■ SHORT PROBLEM 1
Please say whether each statement below agrees with the email about the pipe question, answering yes or no and quoting the deciding words of the email: (a) the already existing file held records 4 and 5; (b) the first step appends records to the existing file; (c) the message from Richard Troth was sent on a Tuesday.

■ SOURCE EXTRACT
You have to stay after class. Suppose the stem had entries of 1, 2, and
3 and the already existing file had records 4 and 5. Following the two
steps in sequence, the first creates a new file having records 1, 2, and
3; the second appends records 4 and 5 to the newly created file. the
result is two files, one containing records 4 and 5 and the other,
records 1, 2, 3, 4, and 5. The result of your pipe is file one
containing records of 1, 2, and 3 and file two with records 4, 5, 1, 2,
and 3. 
 
Regards, 
Richard Schuh 

 

 


________________________________

        From: The IBM z/VM Operating System
[mailto:[EMAIL PROTECTED] On Behalf Of Richard Troth
        Sent: Tuesday, April 15, 2008 1:01 PM
        To: [email protected]
        Subject: Re: pipe question
        
        
        "Ooo ooo, Mr. Cah-terr!"

■ DATA LINES

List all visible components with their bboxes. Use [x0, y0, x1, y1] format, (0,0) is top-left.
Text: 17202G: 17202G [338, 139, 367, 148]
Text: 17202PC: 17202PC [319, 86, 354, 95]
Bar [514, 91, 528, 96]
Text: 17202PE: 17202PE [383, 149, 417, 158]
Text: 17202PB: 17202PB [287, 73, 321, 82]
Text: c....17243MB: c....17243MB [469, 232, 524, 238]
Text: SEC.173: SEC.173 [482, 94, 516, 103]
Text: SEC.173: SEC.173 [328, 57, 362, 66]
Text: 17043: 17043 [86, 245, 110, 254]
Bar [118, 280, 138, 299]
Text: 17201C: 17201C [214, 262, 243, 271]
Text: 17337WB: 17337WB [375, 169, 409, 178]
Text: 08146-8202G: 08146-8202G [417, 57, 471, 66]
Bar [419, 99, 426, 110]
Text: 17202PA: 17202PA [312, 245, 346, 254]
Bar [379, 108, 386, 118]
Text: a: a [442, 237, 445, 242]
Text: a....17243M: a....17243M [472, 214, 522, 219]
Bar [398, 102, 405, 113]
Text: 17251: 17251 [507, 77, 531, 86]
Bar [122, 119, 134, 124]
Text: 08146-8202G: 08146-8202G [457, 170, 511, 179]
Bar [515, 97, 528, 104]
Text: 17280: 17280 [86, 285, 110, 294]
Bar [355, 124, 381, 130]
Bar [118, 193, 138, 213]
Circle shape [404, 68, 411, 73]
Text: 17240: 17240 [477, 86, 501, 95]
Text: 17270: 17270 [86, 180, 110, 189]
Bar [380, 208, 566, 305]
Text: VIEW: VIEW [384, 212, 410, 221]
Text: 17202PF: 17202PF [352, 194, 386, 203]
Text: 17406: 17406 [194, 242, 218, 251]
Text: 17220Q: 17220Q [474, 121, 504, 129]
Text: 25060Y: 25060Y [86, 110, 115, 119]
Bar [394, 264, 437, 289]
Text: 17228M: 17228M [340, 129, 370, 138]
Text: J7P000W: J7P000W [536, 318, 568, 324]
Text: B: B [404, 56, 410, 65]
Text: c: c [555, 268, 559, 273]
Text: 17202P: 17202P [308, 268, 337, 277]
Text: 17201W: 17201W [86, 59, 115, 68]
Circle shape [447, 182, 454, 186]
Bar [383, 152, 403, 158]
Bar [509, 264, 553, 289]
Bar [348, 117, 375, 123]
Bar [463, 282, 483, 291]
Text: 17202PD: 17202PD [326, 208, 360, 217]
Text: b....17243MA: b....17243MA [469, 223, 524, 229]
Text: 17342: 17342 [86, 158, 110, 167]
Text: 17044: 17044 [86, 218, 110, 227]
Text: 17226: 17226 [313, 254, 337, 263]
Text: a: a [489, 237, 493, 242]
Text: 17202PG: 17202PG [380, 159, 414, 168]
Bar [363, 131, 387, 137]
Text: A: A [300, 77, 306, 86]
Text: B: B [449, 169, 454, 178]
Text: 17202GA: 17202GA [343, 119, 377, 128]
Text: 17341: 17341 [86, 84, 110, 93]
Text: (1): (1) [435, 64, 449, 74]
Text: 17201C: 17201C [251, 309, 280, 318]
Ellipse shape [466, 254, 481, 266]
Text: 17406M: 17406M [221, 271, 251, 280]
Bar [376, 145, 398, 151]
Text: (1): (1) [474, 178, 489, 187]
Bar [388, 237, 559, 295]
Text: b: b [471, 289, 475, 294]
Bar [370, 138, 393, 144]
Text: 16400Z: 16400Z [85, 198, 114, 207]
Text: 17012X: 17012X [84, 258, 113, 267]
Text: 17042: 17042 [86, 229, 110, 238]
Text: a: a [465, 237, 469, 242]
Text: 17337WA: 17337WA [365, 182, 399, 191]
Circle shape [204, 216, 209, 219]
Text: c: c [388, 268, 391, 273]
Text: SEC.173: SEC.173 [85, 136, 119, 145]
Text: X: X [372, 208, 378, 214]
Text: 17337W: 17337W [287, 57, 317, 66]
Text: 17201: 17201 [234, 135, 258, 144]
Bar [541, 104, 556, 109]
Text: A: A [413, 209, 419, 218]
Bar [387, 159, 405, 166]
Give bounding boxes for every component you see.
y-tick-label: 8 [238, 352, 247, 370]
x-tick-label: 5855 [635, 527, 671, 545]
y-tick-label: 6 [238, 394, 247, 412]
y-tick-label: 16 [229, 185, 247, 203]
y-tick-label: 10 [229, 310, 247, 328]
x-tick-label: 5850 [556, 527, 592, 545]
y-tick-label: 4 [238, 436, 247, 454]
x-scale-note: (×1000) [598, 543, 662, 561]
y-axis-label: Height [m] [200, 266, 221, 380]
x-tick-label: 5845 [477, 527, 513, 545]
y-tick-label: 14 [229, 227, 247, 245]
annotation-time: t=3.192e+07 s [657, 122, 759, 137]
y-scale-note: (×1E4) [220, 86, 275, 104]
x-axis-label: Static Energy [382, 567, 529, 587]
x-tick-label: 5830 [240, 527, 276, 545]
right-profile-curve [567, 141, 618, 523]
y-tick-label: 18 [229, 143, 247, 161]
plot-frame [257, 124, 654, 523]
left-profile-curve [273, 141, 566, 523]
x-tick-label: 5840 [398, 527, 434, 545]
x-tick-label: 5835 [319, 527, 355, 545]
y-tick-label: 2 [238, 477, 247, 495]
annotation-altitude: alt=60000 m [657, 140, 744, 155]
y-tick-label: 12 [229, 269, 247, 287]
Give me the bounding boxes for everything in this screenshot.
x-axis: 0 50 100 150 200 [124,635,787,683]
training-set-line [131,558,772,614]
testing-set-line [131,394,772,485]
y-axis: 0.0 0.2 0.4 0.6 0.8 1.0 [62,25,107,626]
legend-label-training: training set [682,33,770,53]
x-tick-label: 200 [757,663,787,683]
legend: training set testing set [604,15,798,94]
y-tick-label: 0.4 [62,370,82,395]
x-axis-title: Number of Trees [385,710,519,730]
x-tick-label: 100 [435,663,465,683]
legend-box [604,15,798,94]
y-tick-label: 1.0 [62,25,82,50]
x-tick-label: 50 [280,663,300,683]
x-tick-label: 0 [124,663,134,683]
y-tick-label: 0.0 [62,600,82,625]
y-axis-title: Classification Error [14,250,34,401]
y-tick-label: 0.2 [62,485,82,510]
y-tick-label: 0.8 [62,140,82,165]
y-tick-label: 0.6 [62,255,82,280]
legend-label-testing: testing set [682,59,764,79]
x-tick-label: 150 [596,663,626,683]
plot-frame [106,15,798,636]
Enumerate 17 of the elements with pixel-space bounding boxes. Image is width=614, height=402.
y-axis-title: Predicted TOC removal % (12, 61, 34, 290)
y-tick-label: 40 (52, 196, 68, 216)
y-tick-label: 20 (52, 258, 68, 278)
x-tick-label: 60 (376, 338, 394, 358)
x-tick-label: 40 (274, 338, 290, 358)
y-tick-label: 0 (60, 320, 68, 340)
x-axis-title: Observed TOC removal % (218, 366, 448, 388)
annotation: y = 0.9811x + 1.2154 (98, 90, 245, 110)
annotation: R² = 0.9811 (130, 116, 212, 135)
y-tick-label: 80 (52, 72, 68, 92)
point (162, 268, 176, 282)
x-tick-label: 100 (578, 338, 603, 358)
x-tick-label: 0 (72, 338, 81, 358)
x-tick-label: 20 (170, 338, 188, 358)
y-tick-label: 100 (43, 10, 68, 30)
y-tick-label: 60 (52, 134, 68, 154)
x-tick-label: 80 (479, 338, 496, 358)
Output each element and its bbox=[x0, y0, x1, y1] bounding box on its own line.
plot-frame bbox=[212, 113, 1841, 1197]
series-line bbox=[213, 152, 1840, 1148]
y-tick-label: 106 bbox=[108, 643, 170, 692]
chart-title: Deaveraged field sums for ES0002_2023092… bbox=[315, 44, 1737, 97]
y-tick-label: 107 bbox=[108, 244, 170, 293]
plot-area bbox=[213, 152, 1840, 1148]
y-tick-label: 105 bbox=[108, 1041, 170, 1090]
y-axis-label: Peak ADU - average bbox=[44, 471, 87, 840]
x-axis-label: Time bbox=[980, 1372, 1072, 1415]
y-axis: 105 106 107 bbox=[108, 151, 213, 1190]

■ SHORT PROBLEM 2
Substitute "SEC.174" for each "SEC.173" in the records from their start through the line that contains "Bar [380, 208, 566, 305]", both ends included. Return only those lines, with everything else left unchanged.

■ WORKED ANSWER 1
(a) Yes: "the already existing file had records 4 and 5"
(b) No: "the first creates a new file having records 1, 2, and 3"
(c) Yes: "Sent: Tuesday, April 15, 2008 1:01 PM"

■ WORKED ANSWER 2
List all visible components with their bboxes. Use [x0, y0, x1, y1] format, (0,0) is top-left.
Text: 17202G: 17202G [338, 139, 367, 148]
Text: 17202PC: 17202PC [319, 86, 354, 95]
Bar [514, 91, 528, 96]
Text: 17202PE: 17202PE [383, 149, 417, 158]
Text: 17202PB: 17202PB [287, 73, 321, 82]
Text: c....17243MB: c....17243MB [469, 232, 524, 238]
Text: SEC.174: SEC.174 [482, 94, 516, 103]
Text: SEC.174: SEC.174 [328, 57, 362, 66]
Text: 17043: 17043 [86, 245, 110, 254]
Bar [118, 280, 138, 299]
Text: 17201C: 17201C [214, 262, 243, 271]
Text: 17337WB: 17337WB [375, 169, 409, 178]
Text: 08146-8202G: 08146-8202G [417, 57, 471, 66]
Bar [419, 99, 426, 110]
Text: 17202PA: 17202PA [312, 245, 346, 254]
Bar [379, 108, 386, 118]
Text: a: a [442, 237, 445, 242]
Text: a....17243M: a....17243M [472, 214, 522, 219]
Bar [398, 102, 405, 113]
Text: 17251: 17251 [507, 77, 531, 86]
Bar [122, 119, 134, 124]
Text: 08146-8202G: 08146-8202G [457, 170, 511, 179]
Bar [515, 97, 528, 104]
Text: 17280: 17280 [86, 285, 110, 294]
Bar [355, 124, 381, 130]
Bar [118, 193, 138, 213]
Circle shape [404, 68, 411, 73]
Text: 17240: 17240 [477, 86, 501, 95]
Text: 17270: 17270 [86, 180, 110, 189]
Bar [380, 208, 566, 305]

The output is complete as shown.